Given task: Pull every line containing "Marketing" from the entries.

Some records:
********

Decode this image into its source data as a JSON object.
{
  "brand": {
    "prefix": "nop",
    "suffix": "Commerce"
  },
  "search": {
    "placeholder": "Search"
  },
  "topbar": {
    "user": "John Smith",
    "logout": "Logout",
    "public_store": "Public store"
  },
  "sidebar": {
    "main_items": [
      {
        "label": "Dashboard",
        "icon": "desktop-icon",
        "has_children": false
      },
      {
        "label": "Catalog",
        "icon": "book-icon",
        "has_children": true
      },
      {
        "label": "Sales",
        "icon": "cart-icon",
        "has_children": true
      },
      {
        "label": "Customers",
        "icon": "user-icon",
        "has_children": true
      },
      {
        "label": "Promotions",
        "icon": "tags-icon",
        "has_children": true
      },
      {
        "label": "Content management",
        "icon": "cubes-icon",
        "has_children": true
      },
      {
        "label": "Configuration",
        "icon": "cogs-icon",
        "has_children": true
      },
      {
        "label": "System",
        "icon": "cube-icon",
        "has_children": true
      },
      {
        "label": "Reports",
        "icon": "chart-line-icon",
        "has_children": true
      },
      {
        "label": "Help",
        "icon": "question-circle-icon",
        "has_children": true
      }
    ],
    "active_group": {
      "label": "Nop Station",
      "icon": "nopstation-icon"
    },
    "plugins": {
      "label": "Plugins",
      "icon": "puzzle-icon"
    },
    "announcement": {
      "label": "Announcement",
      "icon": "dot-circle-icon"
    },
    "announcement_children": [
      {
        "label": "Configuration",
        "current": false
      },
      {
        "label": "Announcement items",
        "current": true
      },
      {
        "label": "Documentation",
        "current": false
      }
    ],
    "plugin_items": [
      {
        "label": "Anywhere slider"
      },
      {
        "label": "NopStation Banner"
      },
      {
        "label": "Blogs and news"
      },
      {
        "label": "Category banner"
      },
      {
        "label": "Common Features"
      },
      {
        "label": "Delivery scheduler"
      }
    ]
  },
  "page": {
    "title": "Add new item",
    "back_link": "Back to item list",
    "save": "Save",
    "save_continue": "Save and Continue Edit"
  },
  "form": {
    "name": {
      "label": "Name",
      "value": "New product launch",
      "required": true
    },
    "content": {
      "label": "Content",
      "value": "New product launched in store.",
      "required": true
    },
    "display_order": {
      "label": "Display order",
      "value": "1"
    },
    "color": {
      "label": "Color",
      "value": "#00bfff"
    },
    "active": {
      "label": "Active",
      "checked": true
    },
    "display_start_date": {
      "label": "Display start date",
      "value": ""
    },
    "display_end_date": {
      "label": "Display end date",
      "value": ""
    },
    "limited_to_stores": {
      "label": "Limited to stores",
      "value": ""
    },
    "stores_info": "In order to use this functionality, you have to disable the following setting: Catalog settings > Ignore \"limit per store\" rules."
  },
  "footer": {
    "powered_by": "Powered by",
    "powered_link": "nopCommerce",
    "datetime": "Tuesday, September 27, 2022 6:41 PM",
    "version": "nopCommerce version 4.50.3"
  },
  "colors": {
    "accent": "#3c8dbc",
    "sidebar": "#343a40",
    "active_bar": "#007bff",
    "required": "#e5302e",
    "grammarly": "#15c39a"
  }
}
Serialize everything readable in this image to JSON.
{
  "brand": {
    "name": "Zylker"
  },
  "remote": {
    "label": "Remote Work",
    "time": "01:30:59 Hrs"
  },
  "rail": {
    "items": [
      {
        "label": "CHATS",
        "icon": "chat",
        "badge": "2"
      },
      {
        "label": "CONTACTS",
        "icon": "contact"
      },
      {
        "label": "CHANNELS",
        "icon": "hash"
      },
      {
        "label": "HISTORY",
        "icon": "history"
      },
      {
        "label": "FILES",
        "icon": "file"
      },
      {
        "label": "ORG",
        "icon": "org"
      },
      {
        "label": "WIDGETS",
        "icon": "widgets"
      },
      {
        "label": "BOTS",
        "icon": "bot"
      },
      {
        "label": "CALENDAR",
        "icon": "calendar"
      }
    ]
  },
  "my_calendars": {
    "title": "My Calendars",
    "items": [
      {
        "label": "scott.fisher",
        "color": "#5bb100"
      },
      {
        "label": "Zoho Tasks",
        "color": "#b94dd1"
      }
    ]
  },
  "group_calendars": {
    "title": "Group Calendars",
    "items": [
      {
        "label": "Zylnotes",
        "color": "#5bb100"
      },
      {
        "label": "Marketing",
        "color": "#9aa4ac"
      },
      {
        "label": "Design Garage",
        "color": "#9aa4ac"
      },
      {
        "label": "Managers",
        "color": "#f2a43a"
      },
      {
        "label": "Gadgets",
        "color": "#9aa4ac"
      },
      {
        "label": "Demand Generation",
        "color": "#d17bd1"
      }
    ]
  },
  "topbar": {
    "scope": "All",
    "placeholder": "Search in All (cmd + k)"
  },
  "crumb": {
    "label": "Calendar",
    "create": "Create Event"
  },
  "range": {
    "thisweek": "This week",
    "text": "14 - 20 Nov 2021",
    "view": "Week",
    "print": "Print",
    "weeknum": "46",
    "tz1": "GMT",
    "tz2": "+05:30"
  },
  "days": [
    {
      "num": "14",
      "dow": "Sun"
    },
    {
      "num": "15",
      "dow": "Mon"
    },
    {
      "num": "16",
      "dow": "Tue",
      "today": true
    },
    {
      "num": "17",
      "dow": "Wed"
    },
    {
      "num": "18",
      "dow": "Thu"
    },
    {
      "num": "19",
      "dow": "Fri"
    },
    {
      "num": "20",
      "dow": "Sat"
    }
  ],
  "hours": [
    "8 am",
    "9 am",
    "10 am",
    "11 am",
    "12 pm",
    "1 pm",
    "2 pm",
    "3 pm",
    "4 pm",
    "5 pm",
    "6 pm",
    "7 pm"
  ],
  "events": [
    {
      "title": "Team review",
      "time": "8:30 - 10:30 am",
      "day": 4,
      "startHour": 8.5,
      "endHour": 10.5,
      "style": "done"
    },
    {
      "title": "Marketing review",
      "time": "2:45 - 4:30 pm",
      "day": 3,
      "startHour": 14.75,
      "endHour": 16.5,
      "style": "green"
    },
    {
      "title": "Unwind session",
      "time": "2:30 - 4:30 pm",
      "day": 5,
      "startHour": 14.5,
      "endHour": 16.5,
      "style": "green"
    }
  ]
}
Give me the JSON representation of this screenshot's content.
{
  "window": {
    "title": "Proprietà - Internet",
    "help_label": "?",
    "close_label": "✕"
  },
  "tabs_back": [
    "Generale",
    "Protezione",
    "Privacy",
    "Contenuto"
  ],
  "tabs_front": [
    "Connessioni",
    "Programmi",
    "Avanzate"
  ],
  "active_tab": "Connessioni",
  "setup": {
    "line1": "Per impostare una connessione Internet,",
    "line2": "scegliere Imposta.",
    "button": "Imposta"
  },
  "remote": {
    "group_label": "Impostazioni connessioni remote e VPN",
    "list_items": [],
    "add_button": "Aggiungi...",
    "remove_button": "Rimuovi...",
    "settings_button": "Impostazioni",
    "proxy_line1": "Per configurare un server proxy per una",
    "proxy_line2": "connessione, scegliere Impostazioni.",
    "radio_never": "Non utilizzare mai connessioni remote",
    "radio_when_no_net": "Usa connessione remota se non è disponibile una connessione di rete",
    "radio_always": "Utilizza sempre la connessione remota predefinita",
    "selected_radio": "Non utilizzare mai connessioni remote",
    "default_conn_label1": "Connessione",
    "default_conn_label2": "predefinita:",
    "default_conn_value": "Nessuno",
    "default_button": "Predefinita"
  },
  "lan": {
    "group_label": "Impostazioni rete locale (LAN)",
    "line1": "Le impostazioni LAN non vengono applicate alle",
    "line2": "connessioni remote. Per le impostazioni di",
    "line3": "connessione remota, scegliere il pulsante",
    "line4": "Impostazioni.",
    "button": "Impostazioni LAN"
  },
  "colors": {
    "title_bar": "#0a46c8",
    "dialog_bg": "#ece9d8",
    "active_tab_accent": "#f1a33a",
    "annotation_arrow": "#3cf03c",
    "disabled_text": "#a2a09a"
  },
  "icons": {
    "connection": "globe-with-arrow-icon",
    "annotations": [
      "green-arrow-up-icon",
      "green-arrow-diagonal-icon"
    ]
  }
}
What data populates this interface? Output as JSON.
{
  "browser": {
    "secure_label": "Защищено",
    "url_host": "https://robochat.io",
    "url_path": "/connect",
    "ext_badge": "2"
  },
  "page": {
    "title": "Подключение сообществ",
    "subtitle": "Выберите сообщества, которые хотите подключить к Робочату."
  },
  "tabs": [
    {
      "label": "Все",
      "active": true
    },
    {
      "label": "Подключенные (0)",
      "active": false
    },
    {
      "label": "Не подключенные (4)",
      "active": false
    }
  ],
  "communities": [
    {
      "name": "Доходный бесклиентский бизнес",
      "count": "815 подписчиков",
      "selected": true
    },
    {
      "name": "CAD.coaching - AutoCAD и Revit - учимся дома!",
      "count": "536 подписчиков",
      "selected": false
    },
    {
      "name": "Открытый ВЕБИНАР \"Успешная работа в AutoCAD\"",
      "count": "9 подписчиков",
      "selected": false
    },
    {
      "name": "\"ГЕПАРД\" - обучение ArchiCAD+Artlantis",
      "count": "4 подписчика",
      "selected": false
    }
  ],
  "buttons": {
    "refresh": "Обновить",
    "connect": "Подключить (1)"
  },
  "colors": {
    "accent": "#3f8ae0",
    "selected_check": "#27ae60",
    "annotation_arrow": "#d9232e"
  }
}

********

Task answer:
        "label": "Marketing",
      "title": "Marketing review",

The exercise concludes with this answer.